(Recorded data)

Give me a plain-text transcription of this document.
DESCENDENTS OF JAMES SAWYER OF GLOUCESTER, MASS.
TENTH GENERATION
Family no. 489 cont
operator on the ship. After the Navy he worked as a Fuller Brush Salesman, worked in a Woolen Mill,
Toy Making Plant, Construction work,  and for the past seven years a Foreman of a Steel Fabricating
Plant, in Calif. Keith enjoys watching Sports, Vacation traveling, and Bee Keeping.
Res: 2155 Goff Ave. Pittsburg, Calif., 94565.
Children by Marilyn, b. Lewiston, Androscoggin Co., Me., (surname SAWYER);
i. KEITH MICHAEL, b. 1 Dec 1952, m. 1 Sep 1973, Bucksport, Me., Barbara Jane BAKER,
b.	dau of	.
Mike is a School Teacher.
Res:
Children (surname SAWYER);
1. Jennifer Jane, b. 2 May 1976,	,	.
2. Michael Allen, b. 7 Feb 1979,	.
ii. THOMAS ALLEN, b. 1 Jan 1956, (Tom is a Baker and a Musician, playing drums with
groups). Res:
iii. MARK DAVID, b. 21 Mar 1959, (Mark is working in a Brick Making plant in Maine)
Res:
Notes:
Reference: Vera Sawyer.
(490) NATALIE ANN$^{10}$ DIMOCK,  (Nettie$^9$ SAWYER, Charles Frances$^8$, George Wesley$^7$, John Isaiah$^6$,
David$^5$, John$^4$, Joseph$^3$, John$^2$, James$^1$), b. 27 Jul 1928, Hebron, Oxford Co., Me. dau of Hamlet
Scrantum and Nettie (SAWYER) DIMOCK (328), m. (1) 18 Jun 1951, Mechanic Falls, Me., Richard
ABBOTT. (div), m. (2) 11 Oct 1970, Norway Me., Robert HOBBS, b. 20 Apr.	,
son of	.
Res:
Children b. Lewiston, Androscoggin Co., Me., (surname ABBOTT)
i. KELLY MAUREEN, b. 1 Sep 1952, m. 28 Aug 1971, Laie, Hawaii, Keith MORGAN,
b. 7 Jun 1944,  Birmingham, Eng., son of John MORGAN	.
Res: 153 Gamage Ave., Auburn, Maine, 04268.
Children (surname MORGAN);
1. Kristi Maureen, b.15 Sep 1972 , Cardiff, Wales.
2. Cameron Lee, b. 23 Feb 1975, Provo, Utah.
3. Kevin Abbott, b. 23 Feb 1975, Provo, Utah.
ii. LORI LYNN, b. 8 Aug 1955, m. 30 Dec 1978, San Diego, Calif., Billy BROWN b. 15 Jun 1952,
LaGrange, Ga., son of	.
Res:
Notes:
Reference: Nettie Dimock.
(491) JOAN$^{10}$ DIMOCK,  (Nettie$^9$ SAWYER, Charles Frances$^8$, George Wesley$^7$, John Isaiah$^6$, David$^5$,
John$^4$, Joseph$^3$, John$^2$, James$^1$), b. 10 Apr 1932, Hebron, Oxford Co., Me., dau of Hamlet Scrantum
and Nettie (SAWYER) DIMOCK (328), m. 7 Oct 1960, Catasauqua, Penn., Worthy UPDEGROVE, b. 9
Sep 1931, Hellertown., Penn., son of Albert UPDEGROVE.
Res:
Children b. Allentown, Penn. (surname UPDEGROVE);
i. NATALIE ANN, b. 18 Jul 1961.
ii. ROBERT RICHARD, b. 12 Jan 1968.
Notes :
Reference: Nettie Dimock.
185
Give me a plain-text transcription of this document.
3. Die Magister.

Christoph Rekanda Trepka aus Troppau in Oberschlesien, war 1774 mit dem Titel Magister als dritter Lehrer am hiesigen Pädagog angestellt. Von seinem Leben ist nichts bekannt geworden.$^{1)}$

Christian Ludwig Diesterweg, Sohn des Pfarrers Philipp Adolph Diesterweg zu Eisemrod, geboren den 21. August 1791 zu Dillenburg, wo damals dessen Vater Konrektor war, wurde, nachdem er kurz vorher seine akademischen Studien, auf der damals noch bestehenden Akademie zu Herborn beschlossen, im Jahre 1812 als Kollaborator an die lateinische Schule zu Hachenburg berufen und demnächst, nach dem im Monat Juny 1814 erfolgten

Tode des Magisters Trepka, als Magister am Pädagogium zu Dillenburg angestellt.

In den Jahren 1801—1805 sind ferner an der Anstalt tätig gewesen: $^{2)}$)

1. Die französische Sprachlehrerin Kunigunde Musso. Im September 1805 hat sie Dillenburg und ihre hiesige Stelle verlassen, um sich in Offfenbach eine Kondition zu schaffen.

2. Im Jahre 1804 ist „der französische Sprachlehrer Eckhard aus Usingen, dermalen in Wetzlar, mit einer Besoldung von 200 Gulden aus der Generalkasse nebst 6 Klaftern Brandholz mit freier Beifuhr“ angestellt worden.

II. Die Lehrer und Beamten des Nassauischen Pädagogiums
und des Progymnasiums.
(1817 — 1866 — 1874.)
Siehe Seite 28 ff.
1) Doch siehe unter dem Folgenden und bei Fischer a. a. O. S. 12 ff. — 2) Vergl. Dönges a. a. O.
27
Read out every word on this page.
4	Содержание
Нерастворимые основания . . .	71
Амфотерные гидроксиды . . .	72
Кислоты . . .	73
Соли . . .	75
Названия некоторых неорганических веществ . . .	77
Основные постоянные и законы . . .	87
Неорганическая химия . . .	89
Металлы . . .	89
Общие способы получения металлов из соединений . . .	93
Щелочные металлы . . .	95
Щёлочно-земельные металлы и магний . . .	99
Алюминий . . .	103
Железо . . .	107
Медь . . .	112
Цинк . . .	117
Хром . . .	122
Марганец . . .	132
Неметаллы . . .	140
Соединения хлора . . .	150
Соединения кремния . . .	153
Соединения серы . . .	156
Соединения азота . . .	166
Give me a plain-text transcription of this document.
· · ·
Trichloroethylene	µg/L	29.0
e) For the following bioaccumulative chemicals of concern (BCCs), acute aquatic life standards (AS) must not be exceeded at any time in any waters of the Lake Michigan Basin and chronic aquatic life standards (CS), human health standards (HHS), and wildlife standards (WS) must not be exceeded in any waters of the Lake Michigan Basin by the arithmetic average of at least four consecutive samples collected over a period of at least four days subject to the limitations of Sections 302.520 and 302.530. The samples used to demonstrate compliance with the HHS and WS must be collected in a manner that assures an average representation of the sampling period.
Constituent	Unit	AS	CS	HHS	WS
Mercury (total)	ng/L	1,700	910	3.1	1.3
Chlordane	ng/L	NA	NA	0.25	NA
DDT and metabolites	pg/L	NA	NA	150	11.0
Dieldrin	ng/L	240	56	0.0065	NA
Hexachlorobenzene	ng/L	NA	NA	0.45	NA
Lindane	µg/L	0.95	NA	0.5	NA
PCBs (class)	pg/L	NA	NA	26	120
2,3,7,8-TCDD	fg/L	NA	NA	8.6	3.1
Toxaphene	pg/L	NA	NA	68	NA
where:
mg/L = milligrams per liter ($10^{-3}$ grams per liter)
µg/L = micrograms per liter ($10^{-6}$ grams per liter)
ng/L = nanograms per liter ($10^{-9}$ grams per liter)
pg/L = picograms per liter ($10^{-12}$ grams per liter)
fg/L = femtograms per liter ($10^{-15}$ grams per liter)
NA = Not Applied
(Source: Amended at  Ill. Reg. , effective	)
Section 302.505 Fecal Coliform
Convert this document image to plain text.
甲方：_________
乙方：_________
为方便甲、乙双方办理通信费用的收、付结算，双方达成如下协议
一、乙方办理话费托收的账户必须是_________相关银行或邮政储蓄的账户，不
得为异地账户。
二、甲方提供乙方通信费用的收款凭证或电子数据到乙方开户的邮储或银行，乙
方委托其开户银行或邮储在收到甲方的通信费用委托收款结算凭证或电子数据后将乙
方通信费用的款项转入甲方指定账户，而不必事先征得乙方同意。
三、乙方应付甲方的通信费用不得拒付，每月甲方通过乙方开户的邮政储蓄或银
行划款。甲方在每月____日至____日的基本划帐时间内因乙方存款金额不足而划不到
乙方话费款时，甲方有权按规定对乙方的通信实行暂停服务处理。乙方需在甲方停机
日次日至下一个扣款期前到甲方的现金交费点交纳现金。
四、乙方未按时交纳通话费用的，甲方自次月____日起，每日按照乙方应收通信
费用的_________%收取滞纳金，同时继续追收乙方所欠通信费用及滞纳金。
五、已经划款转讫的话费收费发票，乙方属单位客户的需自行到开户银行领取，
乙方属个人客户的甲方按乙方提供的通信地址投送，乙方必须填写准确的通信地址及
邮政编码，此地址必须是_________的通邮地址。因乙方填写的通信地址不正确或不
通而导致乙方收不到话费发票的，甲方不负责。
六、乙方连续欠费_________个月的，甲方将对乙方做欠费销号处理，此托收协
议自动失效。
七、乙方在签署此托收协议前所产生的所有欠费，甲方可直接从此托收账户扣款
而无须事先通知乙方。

#### GOAL:
Give nothing but the count of lines in the listing above that hold the string "Dillenburg".

#### RIGHT ANSWER:
3